** TASK DIRECTIONS **
Your task is to transcribe the records exactly, skipping every image.

** DATA PROVIDED **
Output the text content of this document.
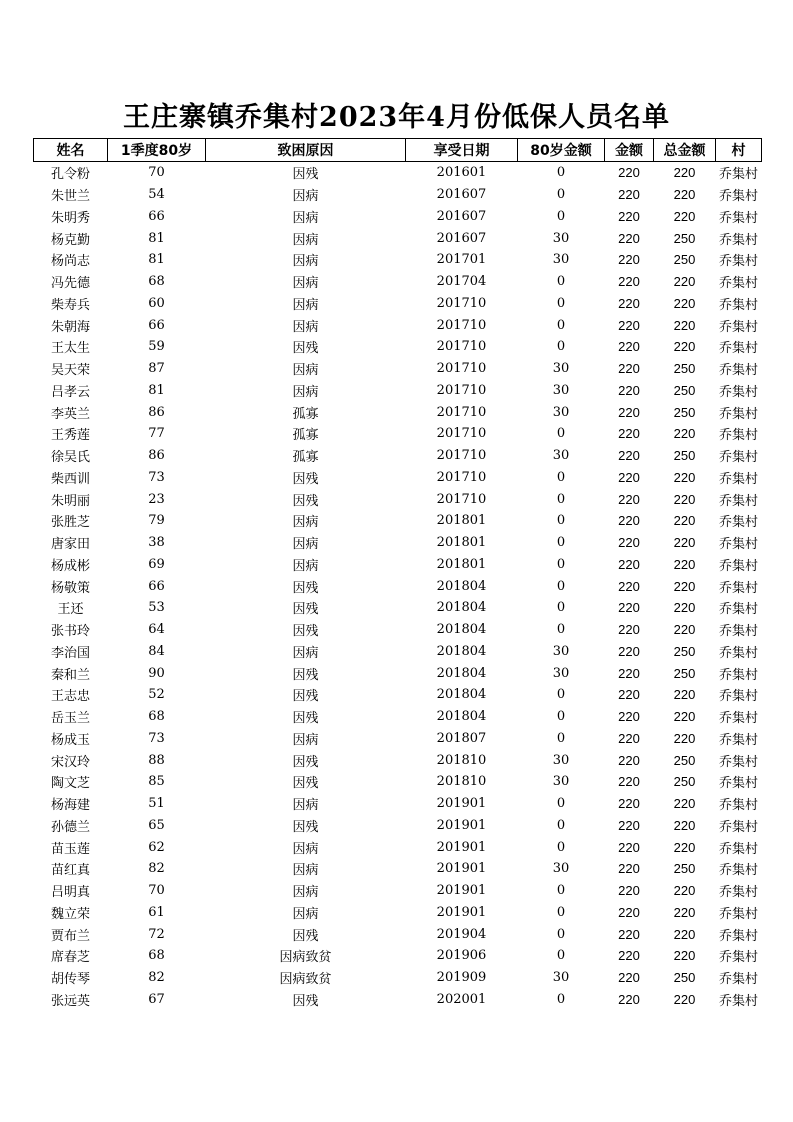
王庄寨镇乔集村2023年4月份低保人员名单
姓名	1季度80岁	致困原因	享受日期	80岁金额	金额	总金额	村
孔令粉	70	因残	201601	0	220	220	乔集村
朱世兰	54	因病	201607	0	220	220	乔集村
朱明秀	66	因病	201607	0	220	220	乔集村
杨克勤	81	因病	201607	30	220	250	乔集村
杨尚志	81	因病	201701	30	220	250	乔集村
冯先德	68	因病	201704	0	220	220	乔集村
柴寿兵	60	因病	201710	0	220	220	乔集村
朱朝海	66	因病	201710	0	220	220	乔集村
王太生	59	因残	201710	0	220	220	乔集村
吴天荣	87	因病	201710	30	220	250	乔集村
吕孝云	81	因病	201710	30	220	250	乔集村
李英兰	86	孤寡	201710	30	220	250	乔集村
王秀莲	77	孤寡	201710	0	220	220	乔集村
徐吴氏	86	孤寡	201710	30	220	250	乔集村
柴西训	73	因残	201710	0	220	220	乔集村
朱明丽	23	因残	201710	0	220	220	乔集村
张胜芝	79	因病	201801	0	220	220	乔集村
唐家田	38	因病	201801	0	220	220	乔集村
杨成彬	69	因病	201801	0	220	220	乔集村
杨敬策	66	因残	201804	0	220	220	乔集村
王还	53	因残	201804	0	220	220	乔集村
张书玲	64	因残	201804	0	220	220	乔集村
李治国	84	因病	201804	30	220	250	乔集村
秦和兰	90	因残	201804	30	220	250	乔集村
王志忠	52	因残	201804	0	220	220	乔集村
岳玉兰	68	因残	201804	0	220	220	乔集村
杨成玉	73	因病	201807	0	220	220	乔集村
宋汉玲	88	因残	201810	30	220	250	乔集村
陶文芝	85	因残	201810	30	220	250	乔集村
杨海建	51	因病	201901	0	220	220	乔集村
孙德兰	65	因残	201901	0	220	220	乔集村
苗玉莲	62	因病	201901	0	220	220	乔集村
苗红真	82	因病	201901	30	220	250	乔集村
吕明真	70	因病	201901	0	220	220	乔集村
魏立荣	61	因病	201901	0	220	220	乔集村
贾布兰	72	因残	201904	0	220	220	乔集村
席春芝	68	因病致贫	201906	0	220	220	乔集村
胡传琴	82	因病致贫	201909	30	220	250	乔集村
张远英	67	因残	202001	0	220	220	乔集村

** EXERCISE OUTPUT **
Output the text content of this document.
王庄寨镇乔集村2023年4月份低保人员名单
姓名	1季度80岁	致困原因	享受日期	80岁金额	金额	总金额	村
孔令粉	70	因残	201601	0	220	220	乔集村
朱世兰	54	因病	201607	0	220	220	乔集村
朱明秀	66	因病	201607	0	220	220	乔集村
杨克勤	81	因病	201607	30	220	250	乔集村
杨尚志	81	因病	201701	30	220	250	乔集村
冯先德	68	因病	201704	0	220	220	乔集村
柴寿兵	60	因病	201710	0	220	220	乔集村
朱朝海	66	因病	201710	0	220	220	乔集村
王太生	59	因残	201710	0	220	220	乔集村
吴天荣	87	因病	201710	30	220	250	乔集村
吕孝云	81	因病	201710	30	220	250	乔集村
李英兰	86	孤寡	201710	30	220	250	乔集村
王秀莲	77	孤寡	201710	0	220	220	乔集村
徐吴氏	86	孤寡	201710	30	220	250	乔集村
柴西训	73	因残	201710	0	220	220	乔集村
朱明丽	23	因残	201710	0	220	220	乔集村
张胜芝	79	因病	201801	0	220	220	乔集村
唐家田	38	因病	201801	0	220	220	乔集村
杨成彬	69	因病	201801	0	220	220	乔集村
杨敬策	66	因残	201804	0	220	220	乔集村
王还	53	因残	201804	0	220	220	乔集村
张书玲	64	因残	201804	0	220	220	乔集村
李治国	84	因病	201804	30	220	250	乔集村
秦和兰	90	因残	201804	30	220	250	乔集村
王志忠	52	因残	201804	0	220	220	乔集村
岳玉兰	68	因残	201804	0	220	220	乔集村
杨成玉	73	因病	201807	0	220	220	乔集村
宋汉玲	88	因残	201810	30	220	250	乔集村
陶文芝	85	因残	201810	30	220	250	乔集村
杨海建	51	因病	201901	0	220	220	乔集村
孙德兰	65	因残	201901	0	220	220	乔集村
苗玉莲	62	因病	201901	0	220	220	乔集村
苗红真	82	因病	201901	30	220	250	乔集村
吕明真	70	因病	201901	0	220	220	乔集村
魏立荣	61	因病	201901	0	220	220	乔集村
贾布兰	72	因残	201904	0	220	220	乔集村
席春芝	68	因病致贫	201906	0	220	220	乔集村
胡传琴	82	因病致贫	201909	30	220	250	乔集村
张远英	67	因残	202001	0	220	220	乔集村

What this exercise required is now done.